═══ Materials provided

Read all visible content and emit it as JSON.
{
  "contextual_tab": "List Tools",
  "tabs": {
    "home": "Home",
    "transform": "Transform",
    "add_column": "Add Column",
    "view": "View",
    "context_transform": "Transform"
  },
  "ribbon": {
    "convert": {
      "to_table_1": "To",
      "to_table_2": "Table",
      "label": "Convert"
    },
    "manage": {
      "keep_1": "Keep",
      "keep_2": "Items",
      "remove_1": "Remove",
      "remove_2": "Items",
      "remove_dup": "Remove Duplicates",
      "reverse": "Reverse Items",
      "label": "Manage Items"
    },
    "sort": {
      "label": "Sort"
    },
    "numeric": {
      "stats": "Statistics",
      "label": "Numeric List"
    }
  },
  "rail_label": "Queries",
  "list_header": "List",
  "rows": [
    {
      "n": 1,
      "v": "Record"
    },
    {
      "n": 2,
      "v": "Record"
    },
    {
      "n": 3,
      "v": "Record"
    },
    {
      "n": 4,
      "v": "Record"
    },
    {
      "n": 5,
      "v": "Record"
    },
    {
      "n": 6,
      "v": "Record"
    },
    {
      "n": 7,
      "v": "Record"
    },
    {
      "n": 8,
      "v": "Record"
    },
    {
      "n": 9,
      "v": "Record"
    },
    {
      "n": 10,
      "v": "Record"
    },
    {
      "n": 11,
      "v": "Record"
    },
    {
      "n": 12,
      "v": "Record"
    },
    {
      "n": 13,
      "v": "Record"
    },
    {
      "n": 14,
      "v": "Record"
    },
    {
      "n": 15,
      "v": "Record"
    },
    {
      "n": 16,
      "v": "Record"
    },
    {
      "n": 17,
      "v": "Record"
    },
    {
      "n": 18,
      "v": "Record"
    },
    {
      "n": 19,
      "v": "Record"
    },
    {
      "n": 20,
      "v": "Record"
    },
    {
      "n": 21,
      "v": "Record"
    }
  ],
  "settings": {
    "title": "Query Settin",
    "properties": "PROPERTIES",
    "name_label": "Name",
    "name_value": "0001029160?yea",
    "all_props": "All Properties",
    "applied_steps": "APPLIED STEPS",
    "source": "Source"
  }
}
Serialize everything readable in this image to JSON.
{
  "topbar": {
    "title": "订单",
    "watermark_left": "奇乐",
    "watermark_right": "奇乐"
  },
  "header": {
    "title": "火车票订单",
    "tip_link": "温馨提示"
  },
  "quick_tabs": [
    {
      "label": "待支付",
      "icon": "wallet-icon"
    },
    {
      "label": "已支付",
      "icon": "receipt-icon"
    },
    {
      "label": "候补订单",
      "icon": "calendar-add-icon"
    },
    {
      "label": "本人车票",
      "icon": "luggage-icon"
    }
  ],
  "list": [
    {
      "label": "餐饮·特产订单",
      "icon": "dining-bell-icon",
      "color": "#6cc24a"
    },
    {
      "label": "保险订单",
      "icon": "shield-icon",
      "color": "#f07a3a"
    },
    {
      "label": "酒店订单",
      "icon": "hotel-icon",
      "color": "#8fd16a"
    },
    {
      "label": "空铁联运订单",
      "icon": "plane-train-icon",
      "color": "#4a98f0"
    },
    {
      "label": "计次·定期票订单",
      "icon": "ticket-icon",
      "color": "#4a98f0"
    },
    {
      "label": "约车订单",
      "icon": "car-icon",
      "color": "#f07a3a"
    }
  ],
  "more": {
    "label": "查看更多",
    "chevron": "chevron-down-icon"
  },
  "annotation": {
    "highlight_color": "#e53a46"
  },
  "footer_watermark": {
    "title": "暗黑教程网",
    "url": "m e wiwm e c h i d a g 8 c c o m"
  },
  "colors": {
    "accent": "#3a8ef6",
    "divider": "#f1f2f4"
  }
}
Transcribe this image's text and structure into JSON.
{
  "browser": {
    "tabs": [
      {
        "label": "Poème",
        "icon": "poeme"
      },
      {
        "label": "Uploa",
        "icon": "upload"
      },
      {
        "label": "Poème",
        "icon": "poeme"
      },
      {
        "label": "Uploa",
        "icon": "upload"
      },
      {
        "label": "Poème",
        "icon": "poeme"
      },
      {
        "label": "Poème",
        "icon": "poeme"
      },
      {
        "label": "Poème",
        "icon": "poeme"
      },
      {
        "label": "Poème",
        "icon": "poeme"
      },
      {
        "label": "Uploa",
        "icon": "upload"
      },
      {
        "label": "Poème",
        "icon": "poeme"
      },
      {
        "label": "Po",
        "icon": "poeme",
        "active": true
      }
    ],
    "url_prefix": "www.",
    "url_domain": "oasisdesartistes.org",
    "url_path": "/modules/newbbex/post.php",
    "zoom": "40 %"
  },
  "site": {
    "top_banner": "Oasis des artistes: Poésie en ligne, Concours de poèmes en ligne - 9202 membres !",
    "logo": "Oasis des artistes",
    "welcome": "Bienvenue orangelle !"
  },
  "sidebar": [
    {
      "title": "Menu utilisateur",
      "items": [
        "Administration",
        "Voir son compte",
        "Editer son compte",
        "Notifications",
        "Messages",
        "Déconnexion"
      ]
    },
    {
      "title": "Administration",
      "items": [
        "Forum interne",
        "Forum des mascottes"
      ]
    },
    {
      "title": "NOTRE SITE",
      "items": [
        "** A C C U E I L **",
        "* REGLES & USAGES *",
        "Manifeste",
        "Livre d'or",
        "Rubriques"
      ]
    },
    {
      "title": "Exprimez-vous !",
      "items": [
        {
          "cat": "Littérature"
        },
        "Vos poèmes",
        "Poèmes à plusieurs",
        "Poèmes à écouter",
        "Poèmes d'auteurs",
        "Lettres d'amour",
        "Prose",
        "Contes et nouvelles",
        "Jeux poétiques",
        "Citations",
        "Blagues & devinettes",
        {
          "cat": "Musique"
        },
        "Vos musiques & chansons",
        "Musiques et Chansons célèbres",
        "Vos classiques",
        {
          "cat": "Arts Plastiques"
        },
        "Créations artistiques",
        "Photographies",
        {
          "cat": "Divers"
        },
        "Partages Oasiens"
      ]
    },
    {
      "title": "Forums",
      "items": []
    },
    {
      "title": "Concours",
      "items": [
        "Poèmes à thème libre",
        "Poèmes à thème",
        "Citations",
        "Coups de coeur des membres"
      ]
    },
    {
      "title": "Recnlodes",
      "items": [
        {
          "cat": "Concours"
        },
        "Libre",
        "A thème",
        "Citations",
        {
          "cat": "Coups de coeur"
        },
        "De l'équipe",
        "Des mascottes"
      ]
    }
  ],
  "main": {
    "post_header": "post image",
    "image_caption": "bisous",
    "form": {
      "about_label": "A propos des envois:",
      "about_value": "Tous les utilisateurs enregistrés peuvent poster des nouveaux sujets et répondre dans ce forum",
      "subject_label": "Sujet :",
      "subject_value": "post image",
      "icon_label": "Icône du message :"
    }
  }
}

══════

Task objective | Output all records verbatim.

Answer to this problem |
Read all visible content and emit it as JSON.
{
  "contextual_tab": "List Tools",
  "tabs": {
    "home": "Home",
    "transform": "Transform",
    "add_column": "Add Column",
    "view": "View",
    "context_transform": "Transform"
  },
  "ribbon": {
    "convert": {
      "to_table_1": "To",
      "to_table_2": "Table",
      "label": "Convert"
    },
    "manage": {
      "keep_1": "Keep",
      "keep_2": "Items",
      "remove_1": "Remove",
      "remove_2": "Items",
      "remove_dup": "Remove Duplicates",
      "reverse": "Reverse Items",
      "label": "Manage Items"
    },
    "sort": {
      "label": "Sort"
    },
    "numeric": {
      "stats": "Statistics",
      "label": "Numeric List"
    }
  },
  "rail_label": "Queries",
  "list_header": "List",
  "rows": [
    {
      "n": 1,
      "v": "Record"
    },
    {
      "n": 2,
      "v": "Record"
    },
    {
      "n": 3,
      "v": "Record"
    },
    {
      "n": 4,
      "v": "Record"
    },
    {
      "n": 5,
      "v": "Record"
    },
    {
      "n": 6,
      "v": "Record"
    },
    {
      "n": 7,
      "v": "Record"
    },
    {
      "n": 8,
      "v": "Record"
    },
    {
      "n": 9,
      "v": "Record"
    },
    {
      "n": 10,
      "v": "Record"
    },
    {
      "n": 11,
      "v": "Record"
    },
    {
      "n": 12,
      "v": "Record"
    },
    {
      "n": 13,
      "v": "Record"
    },
    {
      "n": 14,
      "v": "Record"
    },
    {
      "n": 15,
      "v": "Record"
    },
    {
      "n": 16,
      "v": "Record"
    },
    {
      "n": 17,
      "v": "Record"
    },
    {
      "n": 18,
      "v": "Record"
    },
    {
      "n": 19,
      "v": "Record"
    },
    {
      "n": 20,
      "v": "Record"
    },
    {
      "n": 21,
      "v": "Record"
    }
  ],
  "settings": {
    "title": "Query Settin",
    "properties": "PROPERTIES",
    "name_label": "Name",
    "name_value": "0001029160?yea",
    "all_props": "All Properties",
    "applied_steps": "APPLIED STEPS",
    "source": "Source"
  }
}
Serialize everything readable in this image to JSON.
{
  "topbar": {
    "title": "订单",
    "watermark_left": "奇乐",
    "watermark_right": "奇乐"
  },
  "header": {
    "title": "火车票订单",
    "tip_link": "温馨提示"
  },
  "quick_tabs": [
    {
      "label": "待支付",
      "icon": "wallet-icon"
    },
    {
      "label": "已支付",
      "icon": "receipt-icon"
    },
    {
      "label": "候补订单",
      "icon": "calendar-add-icon"
    },
    {
      "label": "本人车票",
      "icon": "luggage-icon"
    }
  ],
  "list": [
    {
      "label": "餐饮·特产订单",
      "icon": "dining-bell-icon",
      "color": "#6cc24a"
    },
    {
      "label": "保险订单",
      "icon": "shield-icon",
      "color": "#f07a3a"
    },
    {
      "label": "酒店订单",
      "icon": "hotel-icon",
      "color": "#8fd16a"
    },
    {
      "label": "空铁联运订单",
      "icon": "plane-train-icon",
      "color": "#4a98f0"
    },
    {
      "label": "计次·定期票订单",
      "icon": "ticket-icon",
      "color": "#4a98f0"
    },
    {
      "label": "约车订单",
      "icon": "car-icon",
      "color": "#f07a3a"
    }
  ],
  "more": {
    "label": "查看更多",
    "chevron": "chevron-down-icon"
  },
  "annotation": {
    "highlight_color": "#e53a46"
  },
  "footer_watermark": {
    "title": "暗黑教程网",
    "url": "m e wiwm e c h i d a g 8 c c o m"
  },
  "colors": {
    "accent": "#3a8ef6",
    "divider": "#f1f2f4"
  }
}
Transcribe this image's text and structure into JSON.
{
  "browser": {
    "tabs": [
      {
        "label": "Poème",
        "icon": "poeme"
      },
      {
        "label": "Uploa",
        "icon": "upload"
      },
      {
        "label": "Poème",
        "icon": "poeme"
      },
      {
        "label": "Uploa",
        "icon": "upload"
      },
      {
        "label": "Poème",
        "icon": "poeme"
      },
      {
        "label": "Poème",
        "icon": "poeme"
      },
      {
        "label": "Poème",
        "icon": "poeme"
      },
      {
        "label": "Poème",
        "icon": "poeme"
      },
      {
        "label": "Uploa",
        "icon": "upload"
      },
      {
        "label": "Poème",
        "icon": "poeme"
      },
      {
        "label": "Po",
        "icon": "poeme",
        "active": true
      }
    ],
    "url_prefix": "www.",
    "url_domain": "oasisdesartistes.org",
    "url_path": "/modules/newbbex/post.php",
    "zoom": "40 %"
  },
  "site": {
    "top_banner": "Oasis des artistes: Poésie en ligne, Concours de poèmes en ligne - 9202 membres !",
    "logo": "Oasis des artistes",
    "welcome": "Bienvenue orangelle !"
  },
  "sidebar": [
    {
      "title": "Menu utilisateur",
      "items": [
        "Administration",
        "Voir son compte",
        "Editer son compte",
        "Notifications",
        "Messages",
        "Déconnexion"
      ]
    },
    {
      "title": "Administration",
      "items": [
        "Forum interne",
        "Forum des mascottes"
      ]
    },
    {
      "title": "NOTRE SITE",
      "items": [
        "** A C C U E I L **",
        "* REGLES & USAGES *",
        "Manifeste",
        "Livre d'or",
        "Rubriques"
      ]
    },
    {
      "title": "Exprimez-vous !",
      "items": [
        {
          "cat": "Littérature"
        },
        "Vos poèmes",
        "Poèmes à plusieurs",
        "Poèmes à écouter",
        "Poèmes d'auteurs",
        "Lettres d'amour",
        "Prose",
        "Contes et nouvelles",
        "Jeux poétiques",
        "Citations",
        "Blagues & devinettes",
        {
          "cat": "Musique"
        },
        "Vos musiques & chansons",
        "Musiques et Chansons célèbres",
        "Vos classiques",
        {
          "cat": "Arts Plastiques"
        },
        "Créations artistiques",
        "Photographies",
        {
          "cat": "Divers"
        },
        "Partages Oasiens"
      ]
    },
    {
      "title": "Forums",
      "items": []
    },
    {
      "title": "Concours",
      "items": [
        "Poèmes à thème libre",
        "Poèmes à thème",
        "Citations",
        "Coups de coeur des membres"
      ]
    },
    {
      "title": "Recnlodes",
      "items": [
        {
          "cat": "Concours"
        },
        "Libre",
        "A thème",
        "Citations",
        {
          "cat": "Coups de coeur"
        },
        "De l'équipe",
        "Des mascottes"
      ]
    }
  ],
  "main": {
    "post_header": "post image",
    "image_caption": "bisous",
    "form": {
      "about_label": "A propos des envois:",
      "about_value": "Tous les utilisateurs enregistrés peuvent poster des nouveaux sujets et répondre dans ce forum",
      "subject_label": "Sujet :",
      "subject_value": "post image",
      "icon_label": "Icône du message :"
    }
  }
}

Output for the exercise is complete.